■ Objectives
1. List every drawback or obstacle to 128-bit CPUs that the forum thread about 128-bit CPUs names in the reply beginning "There's no technical barriers AFAIK".
2. Extend the forum thread about 128-bit CPUs, picking up after its final post.

■ Document section
• Welcome to Overclockers Forums! Join us to reply in threads, receive reduced ads, and to customize your site experience!

128-bit CPUs

Overclockers is supported by our readers. When you click a link to make a purchase, we may earn a commission. Learn More.

SPL Tech

Member
Joined
Nov 28, 2006
Why are we still on 64-bit CPUs and programs? That's so like 2005. When is 128 bit processing coming out? I feel like this is long overdue.
 
I forget what the reason for the 32 -> 64 bit switch, but I think the memory limit (~3.5GB) was a big one. 64 bit chips - if my quick search is right - can address 16 exabytes. I think the most memory I've ever needed to use was ~1.5 TB and that was a very special case on a very specialist system.

So my question in return would be: what can't you do with a 64 bit CPU that you need a 128 bit one to do?
 
There's no technical barriers AFAIK... but there just isn't a need or point. IIRC, you'll need HUGE cache sizes to handle the data..it will require more power and larger chips to make. With that pricing will be sky high as well. No OS out that can take advantage of it...hell, even a C-level exec at ARM stated they had no plans for 128-bit CPUs (2019).

■ Data shown
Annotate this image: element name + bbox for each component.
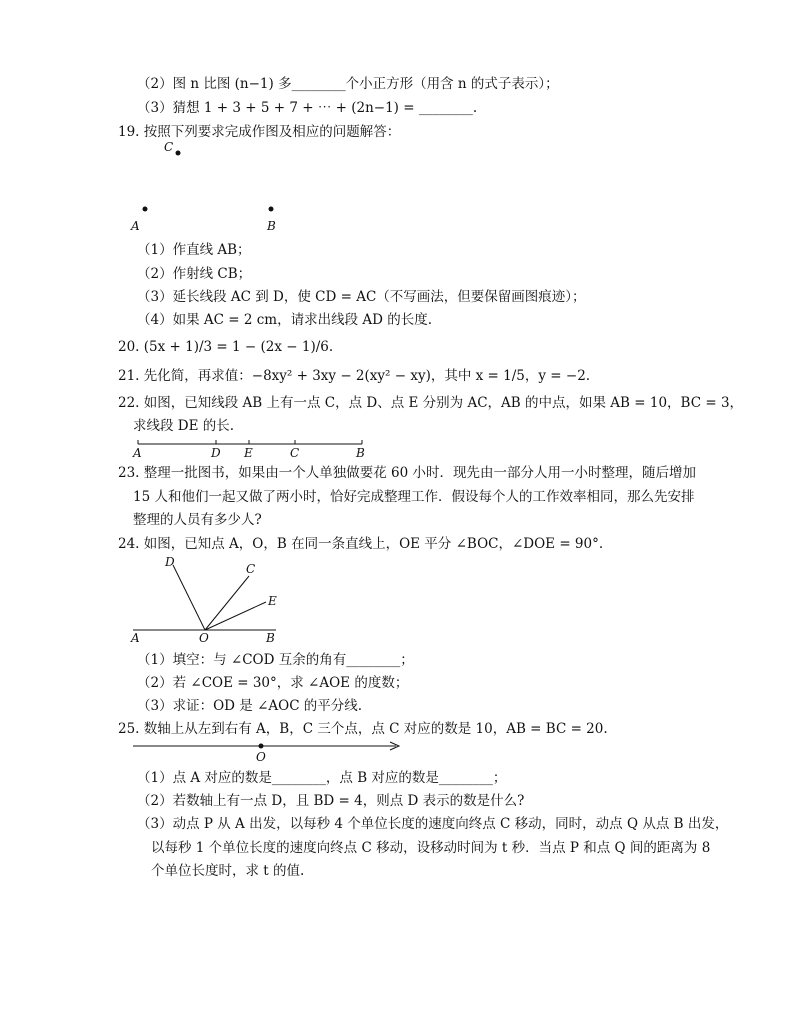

■ Responses for each task
1.
- There is no need or point for them.
- They would need huge cache sizes to handle the data.
- They would require more power.
- They would need larger chips.
- Their pricing would be sky high.
- No OS can take advantage of them.

2.
Why do you feel it is long overdue? With what was said above (and doing a bit more research) it doesn't seem like there are many benefits(?).
 
As already covered, bit-ness of a CPU can cover separately addressable ram range, and/or data sizes. I think there are some edge cases where it might be useful for data handling, but they're niche enough I'm guessing the silicon cost makes it un-economic. Look at consumer grade GPUs, they've had crippled FP64 performance for a long time now since it largely isn't needed outside of specific use cases, where they're happy to sell you a more expensive product that isn't crippled. FP32 perf OTOH is ever increasing, and with ML stuff, we're seeing smaller data sizes being the trend, not bigger. Basically, find a killer app for the masses that needs 128-bit data sizes, then they'll make the CPU support for it happen. Don't hold your breath.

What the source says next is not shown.